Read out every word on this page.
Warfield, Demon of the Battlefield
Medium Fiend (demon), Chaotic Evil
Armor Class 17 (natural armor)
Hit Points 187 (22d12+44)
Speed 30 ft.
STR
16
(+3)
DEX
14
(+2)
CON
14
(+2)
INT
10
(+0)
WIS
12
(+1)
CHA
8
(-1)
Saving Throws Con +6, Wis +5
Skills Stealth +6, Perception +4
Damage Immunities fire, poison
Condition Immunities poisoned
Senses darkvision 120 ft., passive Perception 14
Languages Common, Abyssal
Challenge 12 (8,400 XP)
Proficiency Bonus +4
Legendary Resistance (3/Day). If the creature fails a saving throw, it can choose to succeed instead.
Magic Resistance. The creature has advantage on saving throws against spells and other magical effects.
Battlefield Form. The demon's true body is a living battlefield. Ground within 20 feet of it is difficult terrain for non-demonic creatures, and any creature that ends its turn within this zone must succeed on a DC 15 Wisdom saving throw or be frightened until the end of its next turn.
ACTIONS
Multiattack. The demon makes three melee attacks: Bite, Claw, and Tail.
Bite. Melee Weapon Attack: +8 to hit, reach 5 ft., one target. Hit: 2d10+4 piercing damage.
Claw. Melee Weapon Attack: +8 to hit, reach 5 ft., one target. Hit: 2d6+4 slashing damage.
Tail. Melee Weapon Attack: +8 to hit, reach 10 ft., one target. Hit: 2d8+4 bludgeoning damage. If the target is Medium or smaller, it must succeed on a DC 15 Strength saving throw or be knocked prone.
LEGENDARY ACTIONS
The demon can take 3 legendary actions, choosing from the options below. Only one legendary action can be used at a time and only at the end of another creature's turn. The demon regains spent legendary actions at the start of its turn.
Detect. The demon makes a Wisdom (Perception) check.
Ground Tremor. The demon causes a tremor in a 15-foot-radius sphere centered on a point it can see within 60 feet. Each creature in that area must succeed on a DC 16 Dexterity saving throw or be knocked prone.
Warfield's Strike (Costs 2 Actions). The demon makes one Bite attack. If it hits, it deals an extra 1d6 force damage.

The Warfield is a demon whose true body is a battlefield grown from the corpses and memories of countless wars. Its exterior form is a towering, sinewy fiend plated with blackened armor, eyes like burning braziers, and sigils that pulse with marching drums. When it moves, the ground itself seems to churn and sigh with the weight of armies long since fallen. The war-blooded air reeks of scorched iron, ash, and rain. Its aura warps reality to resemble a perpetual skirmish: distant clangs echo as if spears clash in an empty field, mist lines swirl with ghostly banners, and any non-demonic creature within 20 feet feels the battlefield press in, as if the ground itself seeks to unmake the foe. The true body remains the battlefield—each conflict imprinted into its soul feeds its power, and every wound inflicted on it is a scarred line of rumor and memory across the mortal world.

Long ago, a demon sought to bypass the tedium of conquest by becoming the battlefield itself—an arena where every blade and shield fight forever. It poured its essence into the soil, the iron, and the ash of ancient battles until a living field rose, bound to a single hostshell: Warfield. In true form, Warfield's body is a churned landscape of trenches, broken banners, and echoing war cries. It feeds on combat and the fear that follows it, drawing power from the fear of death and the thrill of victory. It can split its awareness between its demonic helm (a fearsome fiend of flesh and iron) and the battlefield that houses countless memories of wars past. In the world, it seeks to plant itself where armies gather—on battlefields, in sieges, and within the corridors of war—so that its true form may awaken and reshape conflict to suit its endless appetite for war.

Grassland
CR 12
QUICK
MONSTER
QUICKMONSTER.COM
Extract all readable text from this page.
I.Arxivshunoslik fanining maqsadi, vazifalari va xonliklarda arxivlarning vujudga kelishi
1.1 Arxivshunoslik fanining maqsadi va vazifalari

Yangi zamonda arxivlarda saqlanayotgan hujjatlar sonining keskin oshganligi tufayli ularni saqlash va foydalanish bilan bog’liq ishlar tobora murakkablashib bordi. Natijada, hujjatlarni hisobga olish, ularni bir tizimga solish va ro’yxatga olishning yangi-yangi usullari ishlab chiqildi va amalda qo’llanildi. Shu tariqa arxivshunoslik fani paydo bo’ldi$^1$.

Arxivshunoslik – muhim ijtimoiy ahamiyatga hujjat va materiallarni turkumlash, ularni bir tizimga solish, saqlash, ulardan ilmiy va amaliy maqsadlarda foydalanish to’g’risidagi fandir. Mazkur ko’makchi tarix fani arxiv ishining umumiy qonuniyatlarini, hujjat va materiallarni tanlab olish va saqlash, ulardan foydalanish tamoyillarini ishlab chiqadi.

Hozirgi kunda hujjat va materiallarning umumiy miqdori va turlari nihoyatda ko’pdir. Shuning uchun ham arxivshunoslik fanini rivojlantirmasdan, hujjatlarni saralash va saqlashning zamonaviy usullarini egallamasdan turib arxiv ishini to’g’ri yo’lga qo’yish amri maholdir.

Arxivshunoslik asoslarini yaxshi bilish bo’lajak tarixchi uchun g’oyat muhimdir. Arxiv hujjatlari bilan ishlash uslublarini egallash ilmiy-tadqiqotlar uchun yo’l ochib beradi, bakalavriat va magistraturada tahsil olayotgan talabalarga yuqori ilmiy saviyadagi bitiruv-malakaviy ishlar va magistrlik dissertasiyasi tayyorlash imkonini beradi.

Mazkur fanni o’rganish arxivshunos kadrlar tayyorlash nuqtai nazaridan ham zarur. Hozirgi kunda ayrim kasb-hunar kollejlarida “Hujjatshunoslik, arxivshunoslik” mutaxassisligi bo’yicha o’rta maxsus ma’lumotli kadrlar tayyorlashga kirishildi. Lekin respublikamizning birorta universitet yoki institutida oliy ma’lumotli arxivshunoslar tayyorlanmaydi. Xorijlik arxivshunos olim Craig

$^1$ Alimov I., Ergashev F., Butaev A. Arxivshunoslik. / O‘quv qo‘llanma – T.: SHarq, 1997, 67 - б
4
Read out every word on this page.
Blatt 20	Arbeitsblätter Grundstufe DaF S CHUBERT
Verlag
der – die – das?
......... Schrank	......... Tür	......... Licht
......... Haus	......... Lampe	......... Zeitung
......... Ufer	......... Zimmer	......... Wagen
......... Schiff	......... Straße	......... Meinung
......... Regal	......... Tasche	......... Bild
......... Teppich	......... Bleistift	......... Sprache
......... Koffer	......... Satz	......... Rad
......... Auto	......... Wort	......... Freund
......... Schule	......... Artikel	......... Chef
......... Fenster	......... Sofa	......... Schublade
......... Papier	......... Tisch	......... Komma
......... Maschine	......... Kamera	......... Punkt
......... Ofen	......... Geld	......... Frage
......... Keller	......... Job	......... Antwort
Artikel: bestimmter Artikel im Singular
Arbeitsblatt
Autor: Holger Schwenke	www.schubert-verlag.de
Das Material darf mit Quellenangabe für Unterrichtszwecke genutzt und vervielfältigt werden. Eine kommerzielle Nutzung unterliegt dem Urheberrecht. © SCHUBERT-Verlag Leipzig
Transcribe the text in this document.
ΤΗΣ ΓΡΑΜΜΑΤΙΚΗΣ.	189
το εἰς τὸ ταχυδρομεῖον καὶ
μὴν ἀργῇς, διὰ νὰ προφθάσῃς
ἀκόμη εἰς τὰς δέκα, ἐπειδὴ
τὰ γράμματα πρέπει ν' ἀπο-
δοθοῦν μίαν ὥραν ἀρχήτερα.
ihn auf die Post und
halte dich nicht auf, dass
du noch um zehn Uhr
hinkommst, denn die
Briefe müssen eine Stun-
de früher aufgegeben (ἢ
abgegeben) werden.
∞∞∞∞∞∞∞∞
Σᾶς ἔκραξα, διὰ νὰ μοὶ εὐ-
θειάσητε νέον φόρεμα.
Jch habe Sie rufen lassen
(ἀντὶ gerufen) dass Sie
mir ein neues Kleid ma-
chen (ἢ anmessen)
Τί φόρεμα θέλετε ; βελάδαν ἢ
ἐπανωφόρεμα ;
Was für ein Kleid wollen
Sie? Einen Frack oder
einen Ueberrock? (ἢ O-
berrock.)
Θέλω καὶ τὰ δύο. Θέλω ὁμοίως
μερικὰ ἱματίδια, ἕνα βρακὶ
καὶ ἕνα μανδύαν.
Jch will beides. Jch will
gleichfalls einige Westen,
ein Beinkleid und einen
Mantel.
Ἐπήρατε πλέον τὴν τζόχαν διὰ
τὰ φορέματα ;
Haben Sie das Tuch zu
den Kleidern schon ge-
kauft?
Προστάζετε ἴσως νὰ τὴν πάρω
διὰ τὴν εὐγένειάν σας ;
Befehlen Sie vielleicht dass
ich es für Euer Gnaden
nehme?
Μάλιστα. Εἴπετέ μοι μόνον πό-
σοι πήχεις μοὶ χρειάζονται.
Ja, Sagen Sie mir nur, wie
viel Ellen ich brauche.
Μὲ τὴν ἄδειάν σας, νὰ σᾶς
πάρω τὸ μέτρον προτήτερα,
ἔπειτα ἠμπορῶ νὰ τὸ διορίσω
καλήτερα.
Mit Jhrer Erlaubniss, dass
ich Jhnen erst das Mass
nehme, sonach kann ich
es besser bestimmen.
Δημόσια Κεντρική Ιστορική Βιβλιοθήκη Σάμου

» YOUR TASK: Show every line of the listing in which the string "Resistance" can be found.

» FINAL RESULT:
Legendary Resistance (3/Day). If the creature fails a saving throw, it can choose to succeed instead.
Magic Resistance. The creature has advantage on saving throws against spells and other magical effects.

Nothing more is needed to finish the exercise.